:: LISTED RECORDS ::
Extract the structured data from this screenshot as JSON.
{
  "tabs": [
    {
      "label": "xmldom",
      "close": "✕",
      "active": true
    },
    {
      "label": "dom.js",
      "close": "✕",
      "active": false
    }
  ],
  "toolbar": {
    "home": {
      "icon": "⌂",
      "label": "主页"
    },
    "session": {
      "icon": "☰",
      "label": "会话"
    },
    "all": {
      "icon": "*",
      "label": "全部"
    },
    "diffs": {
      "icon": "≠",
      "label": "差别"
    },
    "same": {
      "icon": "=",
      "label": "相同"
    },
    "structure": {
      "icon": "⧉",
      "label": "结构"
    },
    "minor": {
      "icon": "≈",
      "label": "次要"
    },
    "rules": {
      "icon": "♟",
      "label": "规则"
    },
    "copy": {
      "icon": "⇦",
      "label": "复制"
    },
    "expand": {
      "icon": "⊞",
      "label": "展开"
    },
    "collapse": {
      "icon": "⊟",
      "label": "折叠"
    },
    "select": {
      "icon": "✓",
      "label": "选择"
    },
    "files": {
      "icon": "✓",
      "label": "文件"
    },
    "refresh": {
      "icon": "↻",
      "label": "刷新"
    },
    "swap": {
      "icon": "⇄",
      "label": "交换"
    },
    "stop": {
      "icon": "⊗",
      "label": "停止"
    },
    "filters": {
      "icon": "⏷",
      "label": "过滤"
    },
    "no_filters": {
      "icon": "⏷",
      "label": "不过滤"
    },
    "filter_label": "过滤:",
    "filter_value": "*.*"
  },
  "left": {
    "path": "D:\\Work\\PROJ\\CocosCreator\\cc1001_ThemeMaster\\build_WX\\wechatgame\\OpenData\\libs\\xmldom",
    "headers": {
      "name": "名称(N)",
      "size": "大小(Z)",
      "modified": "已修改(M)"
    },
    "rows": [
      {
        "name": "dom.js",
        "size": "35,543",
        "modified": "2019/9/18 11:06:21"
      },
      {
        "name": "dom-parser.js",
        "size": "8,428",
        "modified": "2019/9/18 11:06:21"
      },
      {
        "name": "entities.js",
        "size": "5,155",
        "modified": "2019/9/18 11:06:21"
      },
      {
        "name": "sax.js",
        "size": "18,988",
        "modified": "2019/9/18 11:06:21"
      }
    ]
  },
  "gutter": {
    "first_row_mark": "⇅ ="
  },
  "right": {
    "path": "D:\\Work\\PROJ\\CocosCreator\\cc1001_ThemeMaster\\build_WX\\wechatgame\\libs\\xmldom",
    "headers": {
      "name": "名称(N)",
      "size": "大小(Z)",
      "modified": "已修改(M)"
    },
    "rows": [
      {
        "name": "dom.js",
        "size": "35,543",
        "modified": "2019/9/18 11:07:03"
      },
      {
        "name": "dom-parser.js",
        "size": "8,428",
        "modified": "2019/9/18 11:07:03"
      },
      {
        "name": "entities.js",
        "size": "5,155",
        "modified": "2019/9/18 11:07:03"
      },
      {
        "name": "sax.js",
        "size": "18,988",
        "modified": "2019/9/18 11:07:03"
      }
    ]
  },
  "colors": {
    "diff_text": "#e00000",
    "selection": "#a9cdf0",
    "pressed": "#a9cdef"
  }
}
:::
:: LISTED RECORDS ::
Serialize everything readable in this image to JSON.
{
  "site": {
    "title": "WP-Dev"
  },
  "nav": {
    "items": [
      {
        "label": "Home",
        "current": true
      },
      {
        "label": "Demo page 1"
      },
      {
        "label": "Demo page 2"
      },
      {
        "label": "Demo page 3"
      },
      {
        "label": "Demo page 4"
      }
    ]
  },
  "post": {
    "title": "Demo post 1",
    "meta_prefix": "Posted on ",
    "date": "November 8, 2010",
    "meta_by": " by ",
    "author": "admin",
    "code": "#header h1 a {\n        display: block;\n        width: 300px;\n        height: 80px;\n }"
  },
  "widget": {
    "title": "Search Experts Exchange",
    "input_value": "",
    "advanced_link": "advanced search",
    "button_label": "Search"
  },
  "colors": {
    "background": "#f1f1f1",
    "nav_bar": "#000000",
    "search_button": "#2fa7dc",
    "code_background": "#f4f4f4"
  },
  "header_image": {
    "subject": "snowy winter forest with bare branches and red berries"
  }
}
:::
• [EXERCISE INSTRUCTIONS]: Collect every line from the records above that contains the word "Work".

• [TASK SOLUTION]:
    "path": "D:\\Work\\PROJ\\CocosCreator\\cc1001_ThemeMaster\\build_WX\\wechatgame\\OpenData\\libs\\xmldom",
    "path": "D:\\Work\\PROJ\\CocosCreator\\cc1001_ThemeMaster\\build_WX\\wechatgame\\libs\\xmldom",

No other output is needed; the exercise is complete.